Required work |
Transcribe all of the material below word for word and leave out its pictures.

Data records:
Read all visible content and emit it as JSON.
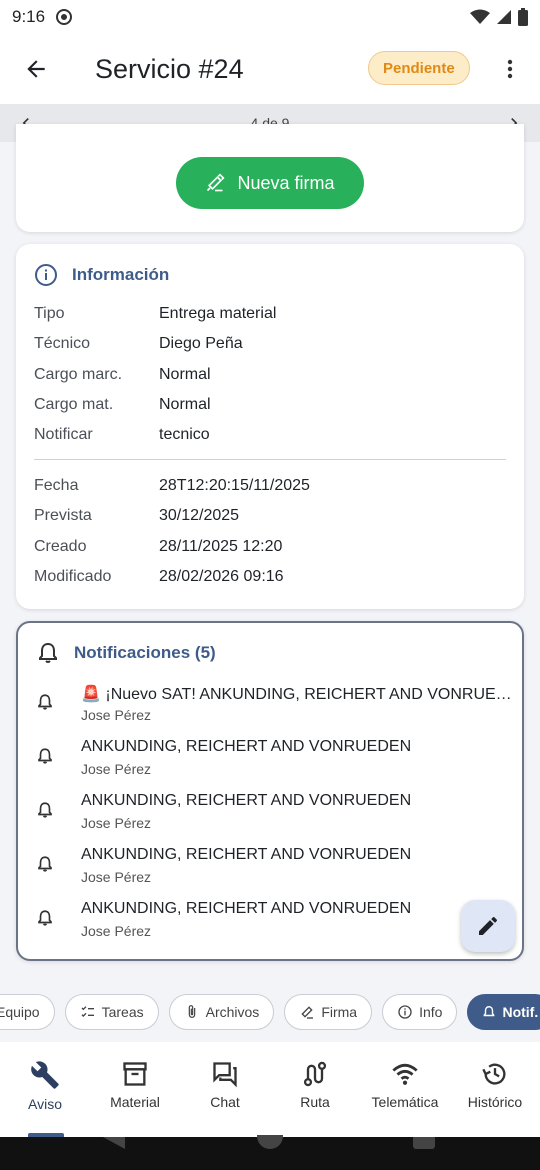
{
  "status_bar": {
    "time": "9:16"
  },
  "app_bar": {
    "title": "Servicio #24",
    "status": "Pendiente"
  },
  "pager": {
    "text": "4 de 9"
  },
  "firma": {
    "button_label": "Nueva firma"
  },
  "info": {
    "title": "Información",
    "rows": [
      {
        "label": "Tipo",
        "value": "Entrega material"
      },
      {
        "label": "Técnico",
        "value": "Diego Peña"
      },
      {
        "label": "Cargo marc.",
        "value": "Normal"
      },
      {
        "label": "Cargo mat.",
        "value": "Normal"
      },
      {
        "label": "Notificar",
        "value": "tecnico"
      }
    ],
    "dates": [
      {
        "label": "Fecha",
        "value": "28T12:20:15/11/2025"
      },
      {
        "label": "Prevista",
        "value": "30/12/2025"
      },
      {
        "label": "Creado",
        "value": "28/11/2025 12:20"
      },
      {
        "label": "Modificado",
        "value": "28/02/2026 09:16"
      }
    ]
  },
  "notifications": {
    "title": "Notificaciones (5)",
    "items": [
      {
        "title": "🚨 ¡Nuevo SAT! ANKUNDING, REICHERT AND VONRUEDEN",
        "author": "Jose Pérez"
      },
      {
        "title": "ANKUNDING, REICHERT AND VONRUEDEN",
        "author": "Jose Pérez"
      },
      {
        "title": "ANKUNDING, REICHERT AND VONRUEDEN",
        "author": "Jose Pérez"
      },
      {
        "title": "ANKUNDING, REICHERT AND VONRUEDEN",
        "author": "Jose Pérez"
      },
      {
        "title": "ANKUNDING, REICHERT AND VONRUEDEN",
        "author": "Jose Pérez"
      }
    ]
  },
  "chips": {
    "equipo": "Equipo",
    "tareas": "Tareas",
    "archivos": "Archivos",
    "firma": "Firma",
    "info": "Info",
    "notif": "Notif."
  },
  "bottom_nav": {
    "aviso": "Aviso",
    "material": "Material",
    "chat": "Chat",
    "ruta": "Ruta",
    "telematica": "Telemática",
    "historico": "Histórico"
  },
  "colors": {
    "accent": "#3f5b8a",
    "success": "#28b15a",
    "warning_bg": "#fdecc8",
    "warning_text": "#e08a16"
  }
}
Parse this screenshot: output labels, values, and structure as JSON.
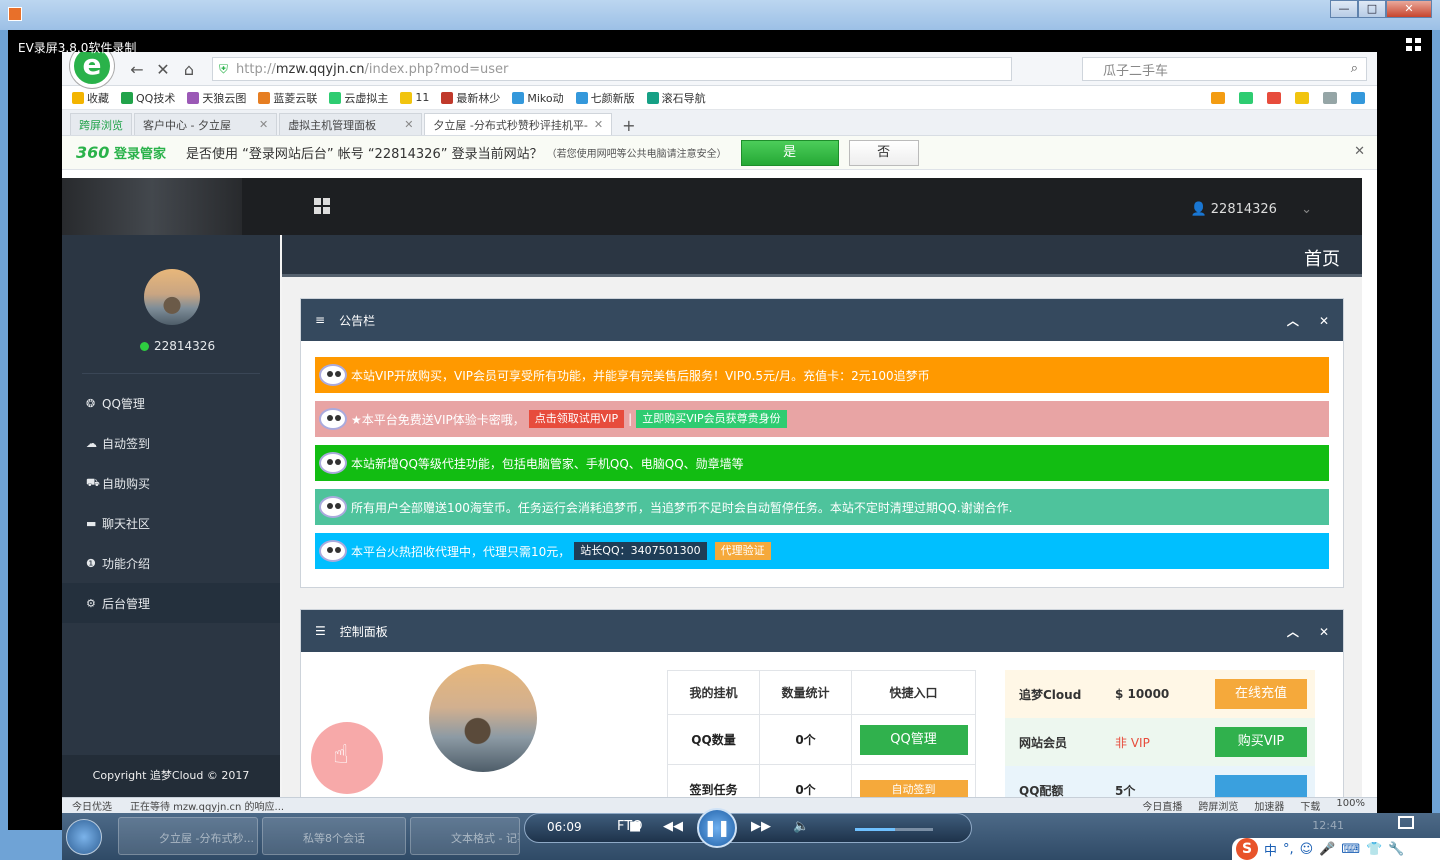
{
  "recorder": {
    "label": "EV录屏3.8.0软件录制"
  },
  "os": {
    "min": "—",
    "max": "□",
    "close": "✕"
  },
  "browser": {
    "url_prefix": "http://",
    "url_host": "mzw.qqyjn.cn",
    "url_path": "/index.php?mod=user",
    "search_placeholder": "瓜子二手车",
    "bookmarks": [
      {
        "label": "收藏",
        "color": "#f3b400"
      },
      {
        "label": "QQ技术",
        "color": "#21a34a"
      },
      {
        "label": "天狼云图",
        "color": "#9b59b6"
      },
      {
        "label": "蓝菱云联",
        "color": "#e67e22"
      },
      {
        "label": "云虚拟主",
        "color": "#2ecc71"
      },
      {
        "label": "11",
        "color": "#f1c40f"
      },
      {
        "label": "最新林少",
        "color": "#c0392b"
      },
      {
        "label": "Miko动",
        "color": "#3498db"
      },
      {
        "label": "七颜新版",
        "color": "#3498db"
      },
      {
        "label": "滚石导航",
        "color": "#16a085"
      }
    ],
    "tabs": [
      {
        "label": "跨屏浏览",
        "close": ""
      },
      {
        "label": "客户中心 - 夕立屋",
        "close": "✕"
      },
      {
        "label": "虚拟主机管理面板",
        "close": "✕"
      },
      {
        "label": "夕立屋 -分布式秒赞秒评挂机平-",
        "close": "✕"
      }
    ],
    "new_tab": "+",
    "login_prompt": {
      "brand_num": "360",
      "brand": "登录管家",
      "text": "是否使用 “登录网站后台” 帐号 “22814326” 登录当前网站？",
      "note": "（若您使用网吧等公共电脑请注意安全）",
      "yes": "是",
      "no": "否",
      "close": "✕"
    }
  },
  "site": {
    "top_user": "22814326",
    "sidebar_user": "22814326",
    "breadcrumb": "首页",
    "menu": [
      {
        "icon": "❂",
        "label": "QQ管理"
      },
      {
        "icon": "☁",
        "label": "自动签到"
      },
      {
        "icon": "⛟",
        "label": "自助购买"
      },
      {
        "icon": "▬",
        "label": "聊天社区"
      },
      {
        "icon": "❶",
        "label": "功能介绍"
      },
      {
        "icon": "⚙",
        "label": "后台管理"
      }
    ],
    "copyright": "Copyright 追梦Cloud © 2017",
    "notice_panel": {
      "title": "公告栏",
      "items": [
        {
          "color": "#ff9900",
          "text": "本站VIP开放购买，VIP会员可享受所有功能，并能享有完美售后服务！VIP0.5元/月。充值卡：2元100追梦币"
        },
        {
          "color": "#e8a4a4",
          "text": "★本平台免费送VIP体验卡密哦，",
          "tag1": "点击领取试用VIP",
          "sep": "|",
          "tag2": "立即购买VIP会员获尊贵身份"
        },
        {
          "color": "#12bd12",
          "text": "本站新增QQ等级代挂功能，包括电脑管家、手机QQ、电脑QQ、勋章墙等"
        },
        {
          "color": "#4ec39c",
          "text": "所有用户全部赠送100海莹币。任务运行会消耗追梦币，当追梦币不足时会自动暂停任务。本站不定时清理过期QQ.谢谢合作."
        },
        {
          "color": "#00bfff",
          "text": "本平台火热招收代理中，代理只需10元，",
          "tag1": "站长QQ：3407501300",
          "tag2": "代理验证"
        }
      ]
    },
    "control_panel": {
      "title": "控制面板",
      "table_headers": [
        "我的挂机",
        "数量统计",
        "快捷入口"
      ],
      "rows": [
        {
          "name": "QQ数量",
          "count": "0个",
          "action": "QQ管理"
        },
        {
          "name": "签到任务",
          "count": "0个",
          "action": "自动签到"
        }
      ],
      "account": [
        {
          "key": "追梦Cloud",
          "value": "$ 10000",
          "button": "在线充值",
          "bg": "#fff7e6",
          "btn_color": "#f5a93b"
        },
        {
          "key": "网站会员",
          "value": "非 VIP",
          "button": "购买VIP",
          "bg": "#edf7ef",
          "btn_color": "#30b14d"
        },
        {
          "key": "QQ配额",
          "value": "5个",
          "button": "",
          "bg": "#e9f4fb",
          "btn_color": "#3aa0de"
        }
      ]
    }
  },
  "status": {
    "left1": "今日优选",
    "left2": "正在等待 mzw.qqyjn.cn 的响应...",
    "items": [
      "今日直播",
      "跨屏浏览",
      "加速器",
      "下载",
      "100%"
    ]
  },
  "player": {
    "time": "06:09",
    "mode": "FTO",
    "clock": "12:41",
    "task1": "夕立屋 -分布式秒...",
    "task2": "私等8个会话",
    "task3": "文本格式 - 记事本"
  },
  "ime": {
    "logo": "S",
    "lang": "中"
  }
}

Result for this exercise |
Read all visible content and emit it as JSON.
{
  "status_bar": {
    "time": "9:16"
  },
  "app_bar": {
    "title": "Servicio #24",
    "status": "Pendiente"
  },
  "pager": {
    "text": "4 de 9"
  },
  "firma": {
    "button_label": "Nueva firma"
  },
  "info": {
    "title": "Información",
    "rows": [
      {
        "label": "Tipo",
        "value": "Entrega material"
      },
      {
        "label": "Técnico",
        "value": "Diego Peña"
      },
      {
        "label": "Cargo marc.",
        "value": "Normal"
      },
      {
        "label": "Cargo mat.",
        "value": "Normal"
      },
      {
        "label": "Notificar",
        "value": "tecnico"
      }
    ],
    "dates": [
      {
        "label": "Fecha",
        "value": "28T12:20:15/11/2025"
      },
      {
        "label": "Prevista",
        "value": "30/12/2025"
      },
      {
        "label": "Creado",
        "value": "28/11/2025 12:20"
      },
      {
        "label": "Modificado",
        "value": "28/02/2026 09:16"
      }
    ]
  },
  "notifications": {
    "title": "Notificaciones (5)",
    "items": [
      {
        "title": "🚨 ¡Nuevo SAT! ANKUNDING, REICHERT AND VONRUEDEN",
        "author": "Jose Pérez"
      },
      {
        "title": "ANKUNDING, REICHERT AND VONRUEDEN",
        "author": "Jose Pérez"
      },
      {
        "title": "ANKUNDING, REICHERT AND VONRUEDEN",
        "author": "Jose Pérez"
      },
      {
        "title": "ANKUNDING, REICHERT AND VONRUEDEN",
        "author": "Jose Pérez"
      },
      {
        "title": "ANKUNDING, REICHERT AND VONRUEDEN",
        "author": "Jose Pérez"
      }
    ]
  },
  "chips": {
    "equipo": "Equipo",
    "tareas": "Tareas",
    "archivos": "Archivos",
    "firma": "Firma",
    "info": "Info",
    "notif": "Notif."
  },
  "bottom_nav": {
    "aviso": "Aviso",
    "material": "Material",
    "chat": "Chat",
    "ruta": "Ruta",
    "telematica": "Telemática",
    "historico": "Histórico"
  },
  "colors": {
    "accent": "#3f5b8a",
    "success": "#28b15a",
    "warning_bg": "#fdecc8",
    "warning_text": "#e08a16"
  }
}
Parse this screenshot: output labels, values, and structure as JSON.
{
  "recorder": {
    "label": "EV录屏3.8.0软件录制"
  },
  "os": {
    "min": "—",
    "max": "□",
    "close": "✕"
  },
  "browser": {
    "url_prefix": "http://",
    "url_host": "mzw.qqyjn.cn",
    "url_path": "/index.php?mod=user",
    "search_placeholder": "瓜子二手车",
    "bookmarks": [
      {
        "label": "收藏",
        "color": "#f3b400"
      },
      {
        "label": "QQ技术",
        "color": "#21a34a"
      },
      {
        "label": "天狼云图",
        "color": "#9b59b6"
      },
      {
        "label": "蓝菱云联",
        "color": "#e67e22"
      },
      {
        "label": "云虚拟主",
        "color": "#2ecc71"
      },
      {
        "label": "11",
        "color": "#f1c40f"
      },
      {
        "label": "最新林少",
        "color": "#c0392b"
      },
      {
        "label": "Miko动",
        "color": "#3498db"
      },
      {
        "label": "七颜新版",
        "color": "#3498db"
      },
      {
        "label": "滚石导航",
        "color": "#16a085"
      }
    ],
    "tabs": [
      {
        "label": "跨屏浏览",
        "close": ""
      },
      {
        "label": "客户中心 - 夕立屋",
        "close": "✕"
      },
      {
        "label": "虚拟主机管理面板",
        "close": "✕"
      },
      {
        "label": "夕立屋 -分布式秒赞秒评挂机平-",
        "close": "✕"
      }
    ],
    "new_tab": "+",
    "login_prompt": {
      "brand_num": "360",
      "brand": "登录管家",
      "text": "是否使用 “登录网站后台” 帐号 “22814326” 登录当前网站？",
      "note": "（若您使用网吧等公共电脑请注意安全）",
      "yes": "是",
      "no": "否",
      "close": "✕"
    }
  },
  "site": {
    "top_user": "22814326",
    "sidebar_user": "22814326",
    "breadcrumb": "首页",
    "menu": [
      {
        "icon": "❂",
        "label": "QQ管理"
      },
      {
        "icon": "☁",
        "label": "自动签到"
      },
      {
        "icon": "⛟",
        "label": "自助购买"
      },
      {
        "icon": "▬",
        "label": "聊天社区"
      },
      {
        "icon": "❶",
        "label": "功能介绍"
      },
      {
        "icon": "⚙",
        "label": "后台管理"
      }
    ],
    "copyright": "Copyright 追梦Cloud © 2017",
    "notice_panel": {
      "title": "公告栏",
      "items": [
        {
          "color": "#ff9900",
          "text": "本站VIP开放购买，VIP会员可享受所有功能，并能享有完美售后服务！VIP0.5元/月。充值卡：2元100追梦币"
        },
        {
          "color": "#e8a4a4",
          "text": "★本平台免费送VIP体验卡密哦，",
          "tag1": "点击领取试用VIP",
          "sep": "|",
          "tag2": "立即购买VIP会员获尊贵身份"
        },
        {
          "color": "#12bd12",
          "text": "本站新增QQ等级代挂功能，包括电脑管家、手机QQ、电脑QQ、勋章墙等"
        },
        {
          "color": "#4ec39c",
          "text": "所有用户全部赠送100海莹币。任务运行会消耗追梦币，当追梦币不足时会自动暂停任务。本站不定时清理过期QQ.谢谢合作."
        },
        {
          "color": "#00bfff",
          "text": "本平台火热招收代理中，代理只需10元，",
          "tag1": "站长QQ：3407501300",
          "tag2": "代理验证"
        }
      ]
    },
    "control_panel": {
      "title": "控制面板",
      "table_headers": [
        "我的挂机",
        "数量统计",
        "快捷入口"
      ],
      "rows": [
        {
          "name": "QQ数量",
          "count": "0个",
          "action": "QQ管理"
        },
        {
          "name": "签到任务",
          "count": "0个",
          "action": "自动签到"
        }
      ],
      "account": [
        {
          "key": "追梦Cloud",
          "value": "$ 10000",
          "button": "在线充值",
          "bg": "#fff7e6",
          "btn_color": "#f5a93b"
        },
        {
          "key": "网站会员",
          "value": "非 VIP",
          "button": "购买VIP",
          "bg": "#edf7ef",
          "btn_color": "#30b14d"
        },
        {
          "key": "QQ配额",
          "value": "5个",
          "button": "",
          "bg": "#e9f4fb",
          "btn_color": "#3aa0de"
        }
      ]
    }
  },
  "status": {
    "left1": "今日优选",
    "left2": "正在等待 mzw.qqyjn.cn 的响应...",
    "items": [
      "今日直播",
      "跨屏浏览",
      "加速器",
      "下载",
      "100%"
    ]
  },
  "player": {
    "time": "06:09",
    "mode": "FTO",
    "clock": "12:41",
    "task1": "夕立屋 -分布式秒...",
    "task2": "私等8个会话",
    "task3": "文本格式 - 记事本"
  },
  "ime": {
    "logo": "S",
    "lang": "中"
  }
}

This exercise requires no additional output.